THE EXERCISE:
Reproduce all of the records exactly.

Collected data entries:

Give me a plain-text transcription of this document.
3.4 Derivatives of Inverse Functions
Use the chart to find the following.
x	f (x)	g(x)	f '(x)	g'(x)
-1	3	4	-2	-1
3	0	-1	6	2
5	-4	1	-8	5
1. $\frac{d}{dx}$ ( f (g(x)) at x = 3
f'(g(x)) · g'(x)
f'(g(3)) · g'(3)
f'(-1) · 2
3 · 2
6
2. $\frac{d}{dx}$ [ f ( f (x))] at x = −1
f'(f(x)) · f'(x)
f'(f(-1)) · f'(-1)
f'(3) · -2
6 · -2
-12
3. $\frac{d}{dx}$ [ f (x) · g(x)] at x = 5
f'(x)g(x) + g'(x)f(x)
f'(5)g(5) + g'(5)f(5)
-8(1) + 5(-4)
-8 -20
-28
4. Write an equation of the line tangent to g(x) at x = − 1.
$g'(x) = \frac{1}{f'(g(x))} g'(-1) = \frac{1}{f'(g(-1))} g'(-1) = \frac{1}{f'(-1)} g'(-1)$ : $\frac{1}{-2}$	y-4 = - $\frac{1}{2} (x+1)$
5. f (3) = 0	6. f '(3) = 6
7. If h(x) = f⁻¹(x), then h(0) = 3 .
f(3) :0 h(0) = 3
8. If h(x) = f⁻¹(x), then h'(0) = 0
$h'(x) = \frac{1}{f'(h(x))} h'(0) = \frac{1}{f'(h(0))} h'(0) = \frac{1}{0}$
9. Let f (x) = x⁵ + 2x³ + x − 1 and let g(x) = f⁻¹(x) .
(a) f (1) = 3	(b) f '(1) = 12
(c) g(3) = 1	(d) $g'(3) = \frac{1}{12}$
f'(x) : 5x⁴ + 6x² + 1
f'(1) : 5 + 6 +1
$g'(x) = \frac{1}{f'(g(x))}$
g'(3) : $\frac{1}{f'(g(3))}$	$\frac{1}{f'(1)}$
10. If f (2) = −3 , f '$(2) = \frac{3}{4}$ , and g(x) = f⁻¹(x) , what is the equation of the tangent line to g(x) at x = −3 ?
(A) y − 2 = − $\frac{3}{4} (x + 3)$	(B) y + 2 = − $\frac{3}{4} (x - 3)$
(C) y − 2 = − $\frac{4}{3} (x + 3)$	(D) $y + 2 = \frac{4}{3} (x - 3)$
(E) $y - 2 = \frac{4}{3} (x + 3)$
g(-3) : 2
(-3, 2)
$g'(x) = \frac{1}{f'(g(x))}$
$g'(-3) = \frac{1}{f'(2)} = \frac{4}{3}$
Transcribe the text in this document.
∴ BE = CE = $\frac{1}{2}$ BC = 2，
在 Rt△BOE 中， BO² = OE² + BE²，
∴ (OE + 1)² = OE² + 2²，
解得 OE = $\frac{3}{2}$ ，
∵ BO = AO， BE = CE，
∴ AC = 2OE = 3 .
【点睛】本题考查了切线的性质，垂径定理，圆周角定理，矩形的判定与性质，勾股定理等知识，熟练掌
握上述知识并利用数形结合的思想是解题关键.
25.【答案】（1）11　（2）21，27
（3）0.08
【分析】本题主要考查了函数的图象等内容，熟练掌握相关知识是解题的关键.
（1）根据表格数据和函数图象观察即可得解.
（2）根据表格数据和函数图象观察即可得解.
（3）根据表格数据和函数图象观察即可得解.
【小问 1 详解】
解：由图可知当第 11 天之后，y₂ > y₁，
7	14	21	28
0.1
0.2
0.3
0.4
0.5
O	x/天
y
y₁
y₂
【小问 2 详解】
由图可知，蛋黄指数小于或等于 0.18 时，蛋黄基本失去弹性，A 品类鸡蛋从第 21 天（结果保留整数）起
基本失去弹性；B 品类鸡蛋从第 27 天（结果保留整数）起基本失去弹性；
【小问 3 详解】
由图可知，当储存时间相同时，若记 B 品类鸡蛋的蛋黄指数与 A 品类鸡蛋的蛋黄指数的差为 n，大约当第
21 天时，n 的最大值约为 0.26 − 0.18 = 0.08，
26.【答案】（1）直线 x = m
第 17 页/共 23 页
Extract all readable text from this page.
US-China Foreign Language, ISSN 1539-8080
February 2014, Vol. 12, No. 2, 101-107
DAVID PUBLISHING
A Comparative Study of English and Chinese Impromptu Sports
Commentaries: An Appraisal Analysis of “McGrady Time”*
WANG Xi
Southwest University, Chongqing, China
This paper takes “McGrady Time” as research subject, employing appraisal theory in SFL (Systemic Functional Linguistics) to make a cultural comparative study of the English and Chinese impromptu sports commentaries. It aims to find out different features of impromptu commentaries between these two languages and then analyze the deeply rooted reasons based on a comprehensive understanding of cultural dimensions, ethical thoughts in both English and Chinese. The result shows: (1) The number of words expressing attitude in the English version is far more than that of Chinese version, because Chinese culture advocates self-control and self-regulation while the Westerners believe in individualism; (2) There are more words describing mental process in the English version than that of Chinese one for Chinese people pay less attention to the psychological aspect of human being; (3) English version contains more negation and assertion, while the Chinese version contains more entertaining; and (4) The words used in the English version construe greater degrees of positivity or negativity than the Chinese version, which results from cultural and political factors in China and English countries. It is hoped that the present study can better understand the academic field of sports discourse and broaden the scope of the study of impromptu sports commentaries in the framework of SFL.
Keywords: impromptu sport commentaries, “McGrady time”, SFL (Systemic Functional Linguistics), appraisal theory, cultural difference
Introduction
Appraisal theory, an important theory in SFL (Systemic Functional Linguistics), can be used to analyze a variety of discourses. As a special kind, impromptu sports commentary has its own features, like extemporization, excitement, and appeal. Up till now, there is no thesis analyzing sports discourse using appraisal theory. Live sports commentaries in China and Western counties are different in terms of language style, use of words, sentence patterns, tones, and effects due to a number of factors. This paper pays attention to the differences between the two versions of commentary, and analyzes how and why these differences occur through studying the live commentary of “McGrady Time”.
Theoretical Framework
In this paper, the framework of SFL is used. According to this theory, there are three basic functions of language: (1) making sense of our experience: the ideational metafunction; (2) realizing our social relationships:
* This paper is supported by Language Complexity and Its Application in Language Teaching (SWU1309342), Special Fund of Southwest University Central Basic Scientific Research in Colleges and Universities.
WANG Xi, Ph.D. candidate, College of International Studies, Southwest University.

RESULT:
Give me a plain-text transcription of this document.
3.4 Derivatives of Inverse Functions
Use the chart to find the following.
x	f (x)	g(x)	f '(x)	g'(x)
-1	3	4	-2	-1
3	0	-1	6	2
5	-4	1	-8	5
1. $\frac{d}{dx}$ ( f (g(x)) at x = 3
f'(g(x)) · g'(x)
f'(g(3)) · g'(3)
f'(-1) · 2
3 · 2
6
2. $\frac{d}{dx}$ [ f ( f (x))] at x = −1
f'(f(x)) · f'(x)
f'(f(-1)) · f'(-1)
f'(3) · -2
6 · -2
-12
3. $\frac{d}{dx}$ [ f (x) · g(x)] at x = 5
f'(x)g(x) + g'(x)f(x)
f'(5)g(5) + g'(5)f(5)
-8(1) + 5(-4)
-8 -20
-28
4. Write an equation of the line tangent to g(x) at x = − 1.
$g'(x) = \frac{1}{f'(g(x))} g'(-1) = \frac{1}{f'(g(-1))} g'(-1) = \frac{1}{f'(-1)} g'(-1)$ : $\frac{1}{-2}$	y-4 = - $\frac{1}{2} (x+1)$
5. f (3) = 0	6. f '(3) = 6
7. If h(x) = f⁻¹(x), then h(0) = 3 .
f(3) :0 h(0) = 3
8. If h(x) = f⁻¹(x), then h'(0) = 0
$h'(x) = \frac{1}{f'(h(x))} h'(0) = \frac{1}{f'(h(0))} h'(0) = \frac{1}{0}$
9. Let f (x) = x⁵ + 2x³ + x − 1 and let g(x) = f⁻¹(x) .
(a) f (1) = 3	(b) f '(1) = 12
(c) g(3) = 1	(d) $g'(3) = \frac{1}{12}$
f'(x) : 5x⁴ + 6x² + 1
f'(1) : 5 + 6 +1
$g'(x) = \frac{1}{f'(g(x))}$
g'(3) : $\frac{1}{f'(g(3))}$	$\frac{1}{f'(1)}$
10. If f (2) = −3 , f '$(2) = \frac{3}{4}$ , and g(x) = f⁻¹(x) , what is the equation of the tangent line to g(x) at x = −3 ?
(A) y − 2 = − $\frac{3}{4} (x + 3)$	(B) y + 2 = − $\frac{3}{4} (x - 3)$
(C) y − 2 = − $\frac{4}{3} (x + 3)$	(D) $y + 2 = \frac{4}{3} (x - 3)$
(E) $y - 2 = \frac{4}{3} (x + 3)$
g(-3) : 2
(-3, 2)
$g'(x) = \frac{1}{f'(g(x))}$
$g'(-3) = \frac{1}{f'(2)} = \frac{4}{3}$
Transcribe the text in this document.
∴ BE = CE = $\frac{1}{2}$ BC = 2，
在 Rt△BOE 中， BO² = OE² + BE²，
∴ (OE + 1)² = OE² + 2²，
解得 OE = $\frac{3}{2}$ ，
∵ BO = AO， BE = CE，
∴ AC = 2OE = 3 .
【点睛】本题考查了切线的性质，垂径定理，圆周角定理，矩形的判定与性质，勾股定理等知识，熟练掌
握上述知识并利用数形结合的思想是解题关键.
25.【答案】（1）11　（2）21，27
（3）0.08
【分析】本题主要考查了函数的图象等内容，熟练掌握相关知识是解题的关键.
（1）根据表格数据和函数图象观察即可得解.
（2）根据表格数据和函数图象观察即可得解.
（3）根据表格数据和函数图象观察即可得解.
【小问 1 详解】
解：由图可知当第 11 天之后，y₂ > y₁，
7	14	21	28
0.1
0.2
0.3
0.4
0.5
O	x/天
y
y₁
y₂
【小问 2 详解】
由图可知，蛋黄指数小于或等于 0.18 时，蛋黄基本失去弹性，A 品类鸡蛋从第 21 天（结果保留整数）起
基本失去弹性；B 品类鸡蛋从第 27 天（结果保留整数）起基本失去弹性；
【小问 3 详解】
由图可知，当储存时间相同时，若记 B 品类鸡蛋的蛋黄指数与 A 品类鸡蛋的蛋黄指数的差为 n，大约当第
21 天时，n 的最大值约为 0.26 − 0.18 = 0.08，
26.【答案】（1）直线 x = m
第 17 页/共 23 页
Extract all readable text from this page.
US-China Foreign Language, ISSN 1539-8080
February 2014, Vol. 12, No. 2, 101-107
DAVID PUBLISHING
A Comparative Study of English and Chinese Impromptu Sports
Commentaries: An Appraisal Analysis of “McGrady Time”*
WANG Xi
Southwest University, Chongqing, China
This paper takes “McGrady Time” as research subject, employing appraisal theory in SFL (Systemic Functional Linguistics) to make a cultural comparative study of the English and Chinese impromptu sports commentaries. It aims to find out different features of impromptu commentaries between these two languages and then analyze the deeply rooted reasons based on a comprehensive understanding of cultural dimensions, ethical thoughts in both English and Chinese. The result shows: (1) The number of words expressing attitude in the English version is far more than that of Chinese version, because Chinese culture advocates self-control and self-regulation while the Westerners believe in individualism; (2) There are more words describing mental process in the English version than that of Chinese one for Chinese people pay less attention to the psychological aspect of human being; (3) English version contains more negation and assertion, while the Chinese version contains more entertaining; and (4) The words used in the English version construe greater degrees of positivity or negativity than the Chinese version, which results from cultural and political factors in China and English countries. It is hoped that the present study can better understand the academic field of sports discourse and broaden the scope of the study of impromptu sports commentaries in the framework of SFL.
Keywords: impromptu sport commentaries, “McGrady time”, SFL (Systemic Functional Linguistics), appraisal theory, cultural difference
Introduction
Appraisal theory, an important theory in SFL (Systemic Functional Linguistics), can be used to analyze a variety of discourses. As a special kind, impromptu sports commentary has its own features, like extemporization, excitement, and appeal. Up till now, there is no thesis analyzing sports discourse using appraisal theory. Live sports commentaries in China and Western counties are different in terms of language style, use of words, sentence patterns, tones, and effects due to a number of factors. This paper pays attention to the differences between the two versions of commentary, and analyzes how and why these differences occur through studying the live commentary of “McGrady Time”.
Theoretical Framework
In this paper, the framework of SFL is used. According to this theory, there are three basic functions of language: (1) making sense of our experience: the ideational metafunction; (2) realizing our social relationships:
* This paper is supported by Language Complexity and Its Application in Language Teaching (SWU1309342), Special Fund of Southwest University Central Basic Scientific Research in Colleges and Universities.
WANG Xi, Ph.D. candidate, College of International Studies, Southwest University.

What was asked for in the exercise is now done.